SOURCE DATA =>

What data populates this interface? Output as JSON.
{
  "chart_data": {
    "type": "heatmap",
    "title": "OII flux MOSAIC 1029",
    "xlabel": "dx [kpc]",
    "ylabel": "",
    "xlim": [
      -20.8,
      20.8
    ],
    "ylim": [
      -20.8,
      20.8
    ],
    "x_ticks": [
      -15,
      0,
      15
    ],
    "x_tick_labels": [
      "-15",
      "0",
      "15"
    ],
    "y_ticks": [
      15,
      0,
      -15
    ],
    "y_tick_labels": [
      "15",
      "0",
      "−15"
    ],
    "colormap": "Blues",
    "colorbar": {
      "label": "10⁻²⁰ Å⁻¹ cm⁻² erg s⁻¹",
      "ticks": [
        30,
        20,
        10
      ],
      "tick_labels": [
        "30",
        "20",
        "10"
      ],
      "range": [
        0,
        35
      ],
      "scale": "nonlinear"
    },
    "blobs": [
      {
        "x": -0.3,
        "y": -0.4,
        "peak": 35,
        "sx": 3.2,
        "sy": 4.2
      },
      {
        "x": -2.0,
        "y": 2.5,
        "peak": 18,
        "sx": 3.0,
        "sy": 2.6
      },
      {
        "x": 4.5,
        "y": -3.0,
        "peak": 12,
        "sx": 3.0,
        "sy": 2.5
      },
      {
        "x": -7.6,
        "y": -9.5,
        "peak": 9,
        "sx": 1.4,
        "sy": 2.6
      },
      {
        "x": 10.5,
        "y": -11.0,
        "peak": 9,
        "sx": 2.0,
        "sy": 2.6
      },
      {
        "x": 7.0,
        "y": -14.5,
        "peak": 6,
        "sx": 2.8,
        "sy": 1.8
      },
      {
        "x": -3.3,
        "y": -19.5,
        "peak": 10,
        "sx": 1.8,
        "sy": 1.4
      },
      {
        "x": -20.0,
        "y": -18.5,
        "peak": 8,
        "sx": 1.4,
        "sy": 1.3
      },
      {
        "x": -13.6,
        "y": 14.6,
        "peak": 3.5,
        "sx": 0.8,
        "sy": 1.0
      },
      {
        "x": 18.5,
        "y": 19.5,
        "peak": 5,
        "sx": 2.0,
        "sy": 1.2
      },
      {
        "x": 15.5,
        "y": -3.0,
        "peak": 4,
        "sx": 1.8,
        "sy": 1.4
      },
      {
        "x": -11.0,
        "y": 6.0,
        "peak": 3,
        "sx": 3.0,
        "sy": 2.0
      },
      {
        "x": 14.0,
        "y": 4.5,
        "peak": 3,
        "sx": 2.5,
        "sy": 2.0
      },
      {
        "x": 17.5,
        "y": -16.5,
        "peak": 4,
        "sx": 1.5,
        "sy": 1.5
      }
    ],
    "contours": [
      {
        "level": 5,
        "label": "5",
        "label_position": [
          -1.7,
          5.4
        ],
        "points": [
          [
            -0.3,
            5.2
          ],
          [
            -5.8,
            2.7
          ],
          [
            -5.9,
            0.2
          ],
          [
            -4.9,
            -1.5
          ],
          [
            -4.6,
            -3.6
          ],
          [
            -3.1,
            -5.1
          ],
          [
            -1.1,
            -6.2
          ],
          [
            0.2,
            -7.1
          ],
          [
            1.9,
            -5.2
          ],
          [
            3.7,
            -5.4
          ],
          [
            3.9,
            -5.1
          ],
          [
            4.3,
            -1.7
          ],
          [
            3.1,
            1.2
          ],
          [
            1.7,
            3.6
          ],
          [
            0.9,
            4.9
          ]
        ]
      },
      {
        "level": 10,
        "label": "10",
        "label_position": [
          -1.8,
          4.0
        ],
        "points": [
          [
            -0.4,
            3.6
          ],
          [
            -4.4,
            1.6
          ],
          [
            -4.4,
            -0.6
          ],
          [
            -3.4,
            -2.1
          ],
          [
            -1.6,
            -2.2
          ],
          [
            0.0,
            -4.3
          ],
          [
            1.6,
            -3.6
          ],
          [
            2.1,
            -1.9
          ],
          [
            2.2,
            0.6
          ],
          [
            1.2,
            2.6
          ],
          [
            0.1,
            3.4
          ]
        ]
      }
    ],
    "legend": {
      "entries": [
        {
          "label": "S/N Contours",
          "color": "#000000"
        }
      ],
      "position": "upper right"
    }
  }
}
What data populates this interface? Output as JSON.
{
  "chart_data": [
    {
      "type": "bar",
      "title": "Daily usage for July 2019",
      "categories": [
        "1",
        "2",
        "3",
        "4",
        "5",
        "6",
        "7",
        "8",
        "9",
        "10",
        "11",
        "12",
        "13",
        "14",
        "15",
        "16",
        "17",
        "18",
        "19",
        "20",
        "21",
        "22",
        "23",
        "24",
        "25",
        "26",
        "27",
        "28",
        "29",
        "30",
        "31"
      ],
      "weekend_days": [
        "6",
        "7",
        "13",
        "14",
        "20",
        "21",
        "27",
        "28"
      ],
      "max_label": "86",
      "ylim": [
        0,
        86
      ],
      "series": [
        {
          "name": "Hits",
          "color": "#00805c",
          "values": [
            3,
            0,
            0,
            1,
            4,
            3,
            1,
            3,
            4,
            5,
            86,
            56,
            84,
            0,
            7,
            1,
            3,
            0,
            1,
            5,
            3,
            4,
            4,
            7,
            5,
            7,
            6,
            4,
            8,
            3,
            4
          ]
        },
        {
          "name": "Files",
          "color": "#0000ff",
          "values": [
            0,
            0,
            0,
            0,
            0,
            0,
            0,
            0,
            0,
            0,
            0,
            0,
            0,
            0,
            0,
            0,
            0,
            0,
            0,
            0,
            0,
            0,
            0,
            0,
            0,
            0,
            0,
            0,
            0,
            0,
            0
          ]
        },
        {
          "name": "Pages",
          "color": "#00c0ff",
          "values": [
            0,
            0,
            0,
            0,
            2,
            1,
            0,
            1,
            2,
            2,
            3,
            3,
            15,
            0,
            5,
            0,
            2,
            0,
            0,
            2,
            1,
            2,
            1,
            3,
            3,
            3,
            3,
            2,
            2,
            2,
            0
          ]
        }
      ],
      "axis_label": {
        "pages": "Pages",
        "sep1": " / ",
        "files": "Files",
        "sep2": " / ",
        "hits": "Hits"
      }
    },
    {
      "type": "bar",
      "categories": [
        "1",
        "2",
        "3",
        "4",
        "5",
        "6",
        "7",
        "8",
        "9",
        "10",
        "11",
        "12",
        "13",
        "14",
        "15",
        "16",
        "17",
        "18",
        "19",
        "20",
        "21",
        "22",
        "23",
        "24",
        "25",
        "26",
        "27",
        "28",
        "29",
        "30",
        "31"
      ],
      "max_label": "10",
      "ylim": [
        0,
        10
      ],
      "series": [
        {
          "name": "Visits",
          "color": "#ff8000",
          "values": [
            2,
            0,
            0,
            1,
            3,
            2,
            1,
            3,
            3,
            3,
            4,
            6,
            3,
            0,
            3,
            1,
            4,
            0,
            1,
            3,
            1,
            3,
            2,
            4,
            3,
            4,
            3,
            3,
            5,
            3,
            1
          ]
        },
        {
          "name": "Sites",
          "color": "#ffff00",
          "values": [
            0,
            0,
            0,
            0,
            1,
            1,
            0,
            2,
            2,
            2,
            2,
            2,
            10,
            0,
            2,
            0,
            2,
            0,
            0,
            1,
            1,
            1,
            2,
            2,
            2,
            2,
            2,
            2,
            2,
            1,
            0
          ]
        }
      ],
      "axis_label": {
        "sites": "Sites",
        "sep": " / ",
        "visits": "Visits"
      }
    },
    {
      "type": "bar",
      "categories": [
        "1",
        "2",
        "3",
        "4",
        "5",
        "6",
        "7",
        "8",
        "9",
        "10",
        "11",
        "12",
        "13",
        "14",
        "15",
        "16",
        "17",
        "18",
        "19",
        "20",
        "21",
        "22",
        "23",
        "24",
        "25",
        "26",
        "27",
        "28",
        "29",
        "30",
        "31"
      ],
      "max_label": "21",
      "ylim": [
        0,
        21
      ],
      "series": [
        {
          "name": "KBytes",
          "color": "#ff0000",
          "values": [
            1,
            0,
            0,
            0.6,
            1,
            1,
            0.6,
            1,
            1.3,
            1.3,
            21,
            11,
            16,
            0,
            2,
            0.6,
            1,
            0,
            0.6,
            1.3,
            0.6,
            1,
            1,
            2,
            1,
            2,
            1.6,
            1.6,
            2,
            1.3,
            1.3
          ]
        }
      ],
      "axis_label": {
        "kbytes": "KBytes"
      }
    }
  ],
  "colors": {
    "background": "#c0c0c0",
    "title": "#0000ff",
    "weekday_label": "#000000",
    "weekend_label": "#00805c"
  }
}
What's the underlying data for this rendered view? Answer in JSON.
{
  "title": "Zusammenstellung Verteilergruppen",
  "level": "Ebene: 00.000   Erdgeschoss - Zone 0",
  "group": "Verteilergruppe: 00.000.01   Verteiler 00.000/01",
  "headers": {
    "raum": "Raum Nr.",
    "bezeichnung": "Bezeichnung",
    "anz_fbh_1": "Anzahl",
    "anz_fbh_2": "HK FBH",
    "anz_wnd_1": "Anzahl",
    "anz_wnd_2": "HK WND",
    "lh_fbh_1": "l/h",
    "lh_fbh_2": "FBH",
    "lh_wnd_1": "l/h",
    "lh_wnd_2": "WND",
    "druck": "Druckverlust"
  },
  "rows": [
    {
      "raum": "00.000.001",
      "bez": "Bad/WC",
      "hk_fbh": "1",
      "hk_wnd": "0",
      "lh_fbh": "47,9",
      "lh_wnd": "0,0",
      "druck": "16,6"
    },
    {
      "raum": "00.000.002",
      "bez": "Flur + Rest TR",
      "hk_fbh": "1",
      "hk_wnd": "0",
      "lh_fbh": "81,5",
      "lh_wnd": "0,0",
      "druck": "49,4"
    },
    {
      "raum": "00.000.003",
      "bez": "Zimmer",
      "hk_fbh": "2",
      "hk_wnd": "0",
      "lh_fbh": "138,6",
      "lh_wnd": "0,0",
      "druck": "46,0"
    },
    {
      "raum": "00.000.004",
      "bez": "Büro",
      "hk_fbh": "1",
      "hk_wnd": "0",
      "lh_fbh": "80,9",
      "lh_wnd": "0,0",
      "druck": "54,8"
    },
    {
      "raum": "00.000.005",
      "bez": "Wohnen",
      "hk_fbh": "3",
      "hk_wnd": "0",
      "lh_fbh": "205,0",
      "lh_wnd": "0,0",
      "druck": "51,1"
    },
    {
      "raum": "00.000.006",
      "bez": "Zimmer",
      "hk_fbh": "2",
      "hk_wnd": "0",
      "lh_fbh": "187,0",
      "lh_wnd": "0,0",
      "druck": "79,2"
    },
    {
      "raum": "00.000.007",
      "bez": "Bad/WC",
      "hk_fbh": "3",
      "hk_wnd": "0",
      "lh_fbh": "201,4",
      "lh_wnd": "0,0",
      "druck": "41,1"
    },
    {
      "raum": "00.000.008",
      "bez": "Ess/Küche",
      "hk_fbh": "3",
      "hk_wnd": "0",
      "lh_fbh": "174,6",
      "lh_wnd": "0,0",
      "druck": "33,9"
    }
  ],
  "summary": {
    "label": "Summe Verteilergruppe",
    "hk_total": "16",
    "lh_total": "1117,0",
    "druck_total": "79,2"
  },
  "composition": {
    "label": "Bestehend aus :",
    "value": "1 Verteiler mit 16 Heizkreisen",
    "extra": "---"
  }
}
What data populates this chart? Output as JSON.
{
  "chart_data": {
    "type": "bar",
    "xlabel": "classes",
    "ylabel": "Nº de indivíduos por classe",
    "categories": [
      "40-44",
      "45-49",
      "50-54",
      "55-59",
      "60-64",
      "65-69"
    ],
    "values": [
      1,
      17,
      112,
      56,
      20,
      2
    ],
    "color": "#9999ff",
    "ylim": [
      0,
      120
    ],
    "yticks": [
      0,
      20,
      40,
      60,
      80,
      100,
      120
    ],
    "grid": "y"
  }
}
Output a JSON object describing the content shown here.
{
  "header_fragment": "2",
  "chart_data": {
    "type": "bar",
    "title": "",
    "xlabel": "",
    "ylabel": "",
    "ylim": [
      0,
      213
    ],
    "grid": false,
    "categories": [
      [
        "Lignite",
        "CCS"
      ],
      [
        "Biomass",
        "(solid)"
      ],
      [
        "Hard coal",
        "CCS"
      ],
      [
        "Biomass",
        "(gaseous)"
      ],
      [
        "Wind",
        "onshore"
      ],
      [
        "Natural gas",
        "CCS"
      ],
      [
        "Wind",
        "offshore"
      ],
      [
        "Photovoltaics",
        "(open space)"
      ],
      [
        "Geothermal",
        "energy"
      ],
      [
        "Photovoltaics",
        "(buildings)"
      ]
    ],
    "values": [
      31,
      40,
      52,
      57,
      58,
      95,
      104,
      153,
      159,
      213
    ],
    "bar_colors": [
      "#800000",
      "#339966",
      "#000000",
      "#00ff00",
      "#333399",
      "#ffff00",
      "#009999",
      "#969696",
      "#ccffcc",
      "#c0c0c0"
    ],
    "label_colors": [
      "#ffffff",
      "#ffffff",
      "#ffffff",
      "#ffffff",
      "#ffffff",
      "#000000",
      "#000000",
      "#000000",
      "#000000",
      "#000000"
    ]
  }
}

STATED EXERCISE =>
Extract each line holding the string "this".

THE OUTPUT =>
What data populates this interface? Output as JSON.
What data populates this interface? Output as JSON.
What's the underlying data for this rendered view? Answer in JSON.
What data populates this chart? Output as JSON.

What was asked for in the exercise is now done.